→ **CHALLENGE**: Select every line holding the word "ΜΑΝΩΛΗΣ" and copy it.

→ **Records from a data collection**:
— START —

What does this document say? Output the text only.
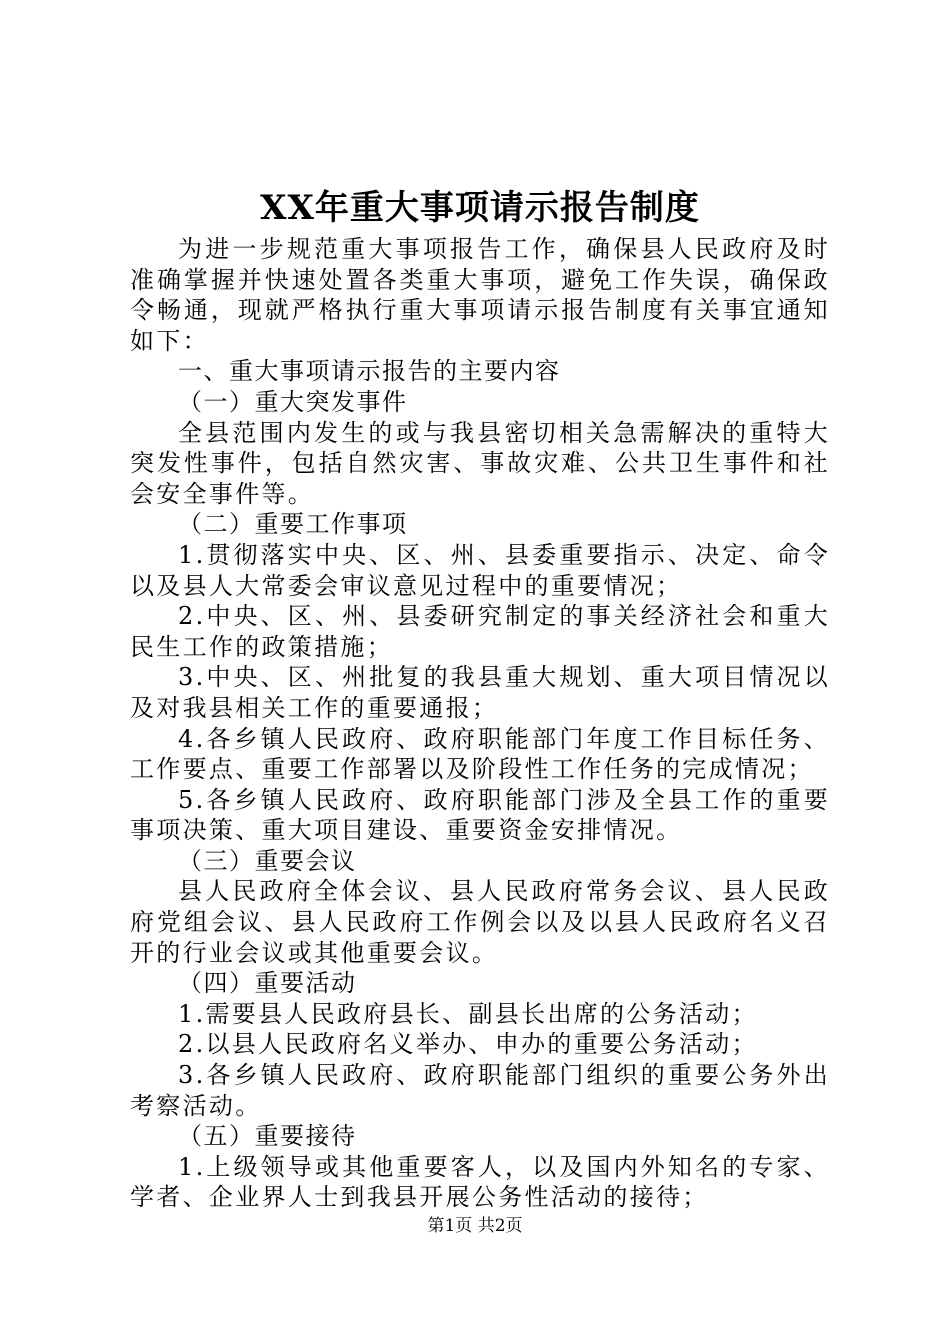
XX年重大事项请示报告制度

为进一步规范重大事项报告工作，确保县人民政府及时准确掌握并快速处置各类重大事项，避免工作失误，确保政令畅通，现就严格执行重大事项请示报告制度有关事宜通知如下：

一、重大事项请示报告的主要内容

（一）重大突发事件

全县范围内发生的或与我县密切相关急需解决的重特大突发性事件，包括自然灾害、事故灾难、公共卫生事件和社会安全事件等。

（二）重要工作事项

1.贯彻落实中央、区、州、县委重要指示、决定、命令以及县人大常委会审议意见过程中的重要情况；

2.中央、区、州、县委研究制定的事关经济社会和重大民生工作的政策措施；

3.中央、区、州批复的我县重大规划、重大项目情况以及对我县相关工作的重要通报；

4.各乡镇人民政府、政府职能部门年度工作目标任务、工作要点、重要工作部署以及阶段性工作任务的完成情况；

5.各乡镇人民政府、政府职能部门涉及全县工作的重要事项决策、重大项目建设、重要资金安排情况。

（三）重要会议

县人民政府全体会议、县人民政府常务会议、县人民政府党组会议、县人民政府工作例会以及以县人民政府名义召开的行业会议或其他重要会议。

（四）重要活动

1.需要县人民政府县长、副县长出席的公务活动；

2.以县人民政府名义举办、申办的重要公务活动；

3.各乡镇人民政府、政府职能部门组织的重要公务外出考察活动。

（五）重要接待

1.上级领导或其他重要客人，以及国内外知名的专家、学者、企业界人士到我县开展公务性活动的接待；

第1页 共2页
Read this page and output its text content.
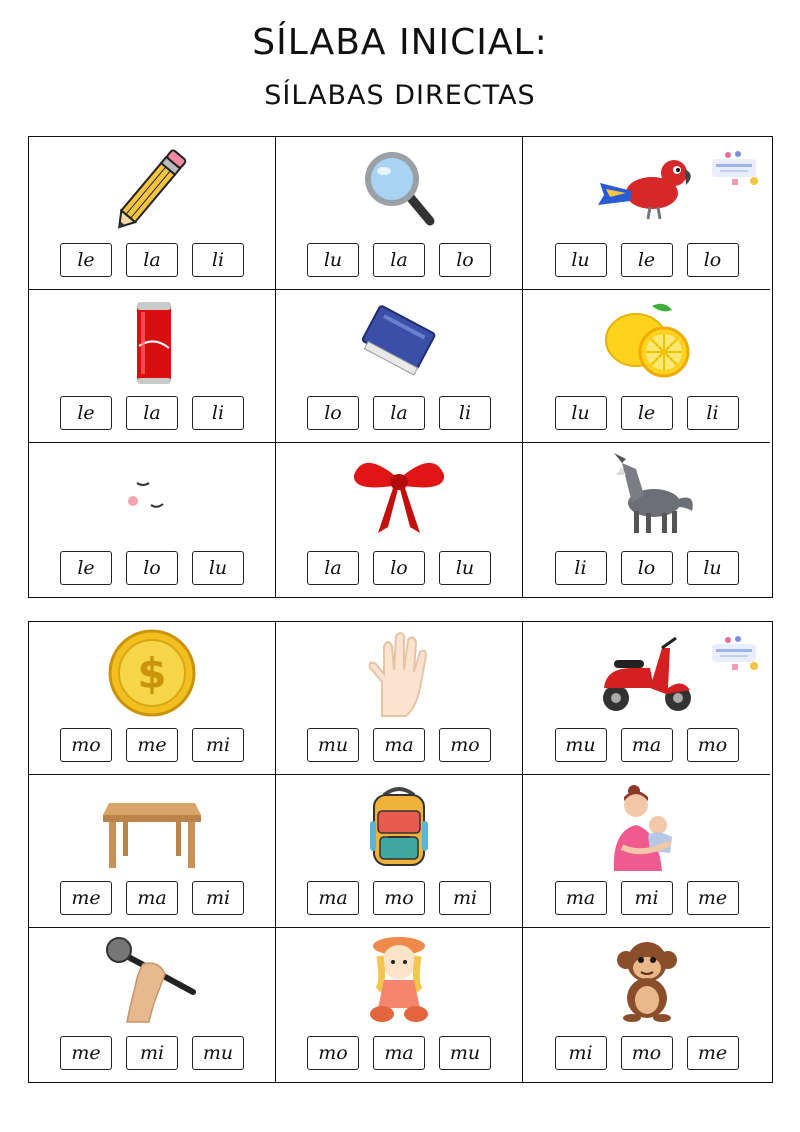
SÍLABA INICIAL:
SÍLABAS DIRECTAS
le	la	li	lu	la	lo	lu	le	lo
le	la	li	lo	la	li	lu	le	li
le	lo	lu	la	lo	lu	li	lo	lu
$
mo	me	mi	mu	ma	mo	mu	ma	mo
me	ma	mi	ma	mo	mi	ma	mi	me
me	mi	mu	mo	ma	mu	mi	mo	me
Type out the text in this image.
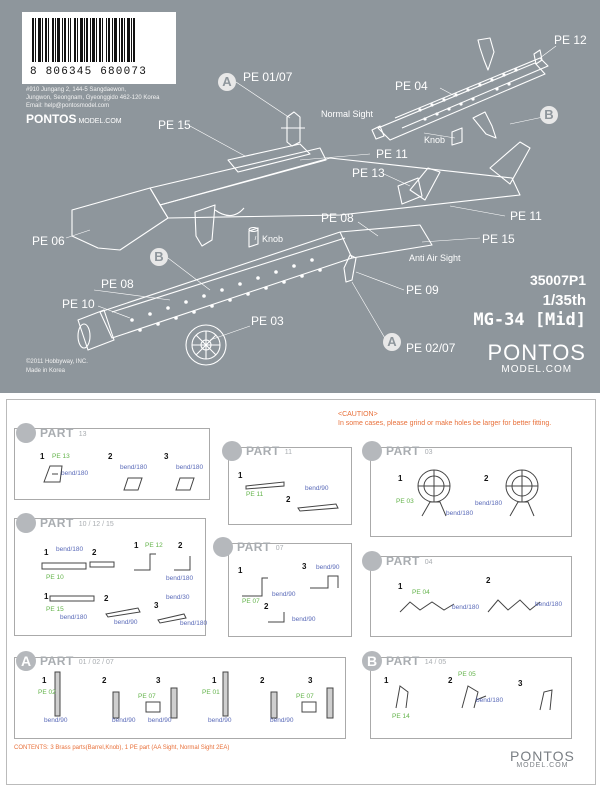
8 806345 680073
#910 Jungang 2, 144-5 Sangdaewon,
Jungwon, Seongnam, Gyeonggido 462-120 Korea
Email: help@pontosmodel.com
PONTOS MODEL.COM
PE 12
A PE 01/07
Normal Sight
PE 04
B
PE 15
Knob
PE 11
PE 13
PE 08	PE 11
PE 06	Knob	PE 15
B	Anti Air Sight
PE 08	PE 09
PE 10
PE 03
A PE 02/07
35007P1
1/35th
MG-34 [Mid]
PONTOS
MODEL.COM
©2011 Hobbyway, INC.
Made in Korea
<CAUTION>
In some cases, please grind or make holes be larger for better fitting.
PART 13
1 PE 13
bend/180
2
bend/180
3
bend/180
PART 11
1
PE 11
2
bend/90
PART 03
1
PE 03
bend/180
2
bend/180
PART 10 / 12 / 15
1 bend/180
PE 10
2
1 PE 12 2
bend/180
1
PE 15
bend/180
2
bend/90
3
bend/30
bend/180
PART 07
1
PE 07
bend/90
2
bend/90
3 bend/90	PART 04
1
PE 04
bend/180
2
bend/180
A PART 01 / 02 / 07
1
PE 02
bend/90
2
bend/90
3
PE 07
bend/90
1
PE 01
bend/90
2
bend/90
3
PE 07
B PART 14 / 05
1
PE 14
2
PE 05
bend/180
3
CONTENTS: 3 Brass parts(Barrel,Knob), 1 PE part (AA Sight, Normal Sight 2EA)	PONTOS
MODEL.COM
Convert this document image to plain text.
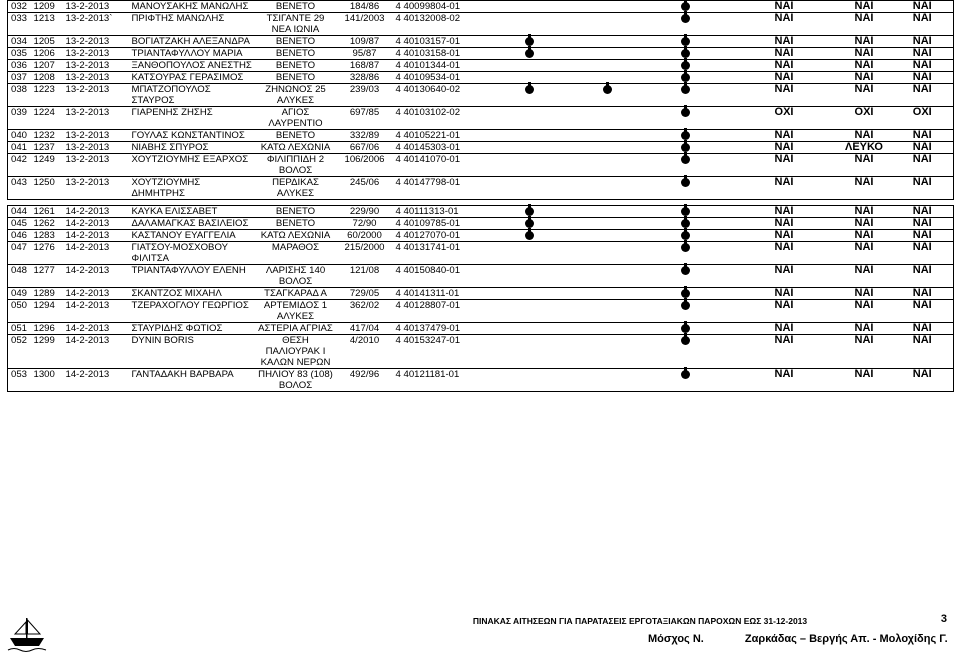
032	1209	13-2-2013	ΜΑΝΟΥΣΑΚΗΣ ΜΑΝΩΛΗΣ	ΒΕΝΕΤΟ	184/86	4 40099804-01				ΝΑΙ	ΝΑΙ	ΝΑΙ
033	1213	13-2-2013`	ΠΡΙΦΤΗΣ ΜΑΝΩΛΗΣ	ΤΣΙΓΑΝΤΕ 29 ΝΕΑ ΙΩΝΙΑ	141/2003	4 40132008-02				ΝΑΙ	ΝΑΙ	ΝΑΙ
034	1205	13-2-2013	ΒΟΓΙΑΤΖΑΚΗ ΑΛΕΞΑΝΔΡΑ	ΒΕΝΕΤΟ	109/87	4 40103157-01				ΝΑΙ	ΝΑΙ	ΝΑΙ
035	1206	13-2-2013	ΤΡΙΑΝΤΑΦΥΛΛΟΥ ΜΑΡΙΑ	ΒΕΝΕΤΟ	95/87	4 40103158-01				ΝΑΙ	ΝΑΙ	ΝΑΙ
036	1207	13-2-2013	ΞΑΝΘΟΠΟΥΛΟΣ ΑΝΕΣΤΗΣ	ΒΕΝΕΤΟ	168/87	4 40101344-01				ΝΑΙ	ΝΑΙ	ΝΑΙ
037	1208	13-2-2013	ΚΑΤΣΟΥΡΑΣ ΓΕΡΑΣΙΜΟΣ	ΒΕΝΕΤΟ	328/86	4 40109534-01				ΝΑΙ	ΝΑΙ	ΝΑΙ
038	1223	13-2-2013	ΜΠΑΤΖΟΠΟΥΛΟΣ ΣΤΑΥΡΟΣ	ΖΗΝΩΝΟΣ 25 ΑΛΥΚΕΣ	239/03	4 40130640-02				ΝΑΙ	ΝΑΙ	ΝΑΙ
039	1224	13-2-2013	ΓΙΑΡΕΝΗΣ ΖΗΣΗΣ	ΑΓΙΟΣ ΛΑΥΡΕΝΤΙΟ	697/85	4 40103102-02				ΟΧΙ	ΟΧΙ	ΟΧΙ
040	1232	13-2-2013	ΓΟΥΛΑΣ ΚΩΝΣΤΑΝΤΙΝΟΣ	ΒΕΝΕΤΟ	332/89	4 40105221-01				ΝΑΙ	ΝΑΙ	ΝΑΙ
041	1237	13-2-2013	ΝΙΑΒΗΣ ΣΠΥΡΟΣ	ΚΑΤΩ ΛΕΧΩΝΙΑ	667/06	4 40145303-01				ΝΑΙ	ΛΕΥΚΟ	ΝΑΙ
042	1249	13-2-2013	ΧΟΥΤΖΙΟΥΜΗΣ ΕΞΑΡΧΟΣ	ΦΙΛΙΠΠΙΔΗ 2 ΒΟΛΟΣ	106/2006	4 40141070-01				ΝΑΙ	ΝΑΙ	ΝΑΙ
043	1250	13-2-2013	ΧΟΥΤΖΙΟΥΜΗΣ ΔΗΜΗΤΡΗΣ	ΠΕΡΔΙΚΑΣ ΑΛΥΚΕΣ	245/06	4 40147798-01				ΝΑΙ	ΝΑΙ	ΝΑΙ

044	1261	14-2-2013	ΚΑΥΚΑ ΕΛΙΣΣΑΒΕΤ	ΒΕΝΕΤΟ	229/90	4 40111313-01				ΝΑΙ	ΝΑΙ	ΝΑΙ
045	1262	14-2-2013	ΔΑΛΑΜΑΓΚΑΣ ΒΑΣΙΛΕΙΟΣ	ΒΕΝΕΤΟ	72/90	4 40109785-01				ΝΑΙ	ΝΑΙ	ΝΑΙ
046	1283	14-2-2013	ΚΑΣΤΑΝΟΥ ΕΥΑΓΓΕΛΙΑ	ΚΑΤΩ ΛΕΧΩΝΙΑ	60/2000	4 40127070-01				ΝΑΙ	ΝΑΙ	ΝΑΙ
047	1276	14-2-2013	ΓΙΑΤΣΟΥ-ΜΟΣΧΟΒΟΥ ΦΙΛΙΤΣΑ	ΜΑΡΑΘΟΣ	215/2000	4 40131741-01				ΝΑΙ	ΝΑΙ	ΝΑΙ
048	1277	14-2-2013	ΤΡΙΑΝΤΑΦΥΛΛΟΥ ΕΛΕΝΗ	ΛΑΡΙΣΗΣ 140 ΒΟΛΟΣ	121/08	4 40150840-01				ΝΑΙ	ΝΑΙ	ΝΑΙ
049	1289	14-2-2013	ΣΚΑΝΤΖΟΣ ΜΙΧΑΗΛ	ΤΣΑΓΚΑΡΑΔ Α	729/05	4 40141311-01				ΝΑΙ	ΝΑΙ	ΝΑΙ
050	1294	14-2-2013	ΤΖΕΡΑΧΟΓΛΟΥ ΓΕΩΡΓΙΟΣ	ΑΡΤΕΜΙΔΟΣ 1 ΑΛΥΚΕΣ	362/02	4 40128807-01				ΝΑΙ	ΝΑΙ	ΝΑΙ
051	1296	14-2-2013	ΣΤΑΥΡΙΔΗΣ ΦΩΤΙΟΣ	ΑΣΤΕΡΙΑ ΑΓΡΙΑΣ	417/04	4 40137479-01				ΝΑΙ	ΝΑΙ	ΝΑΙ
052	1299	14-2-2013	DYNIN BORIS	ΘΕΣΗ ΠΑΛΙΟΥΡΑΚ Ι ΚΑΛΩΝ ΝΕΡΩΝ	4/2010	4 40153247-01				ΝΑΙ	ΝΑΙ	ΝΑΙ
053	1300	14-2-2013	ΓΑΝΤΑΔΑΚΗ ΒΑΡΒΑΡΑ	ΠΗΛΙΟΥ 83 (108) ΒΟΛΟΣ	492/96	4 40121181-01				ΝΑΙ	ΝΑΙ	ΝΑΙ
ΠΙΝΑΚΑΣ ΑΙΤΗΣΕΩΝ ΓΙΑ ΠΑΡΑΤΑΣΕΙΣ ΕΡΓΟΤΑΞΙΑΚΩΝ ΠΑΡΟΧΩΝ ΕΩΣ 31-12-2013	3
Μόσχος Ν.	Ζαρκάδας – Βεργής Απ. - Μολοχίδης Γ.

— END —

→ **TASK OUTPUT**:
032	1209	13-2-2013	ΜΑΝΟΥΣΑΚΗΣ ΜΑΝΩΛΗΣ	ΒΕΝΕΤΟ	184/86	4 40099804-01				ΝΑΙ	ΝΑΙ	ΝΑΙ
033	1213	13-2-2013`	ΠΡΙΦΤΗΣ ΜΑΝΩΛΗΣ	ΤΣΙΓΑΝΤΕ 29 ΝΕΑ ΙΩΝΙΑ	141/2003	4 40132008-02				ΝΑΙ	ΝΑΙ	ΝΑΙ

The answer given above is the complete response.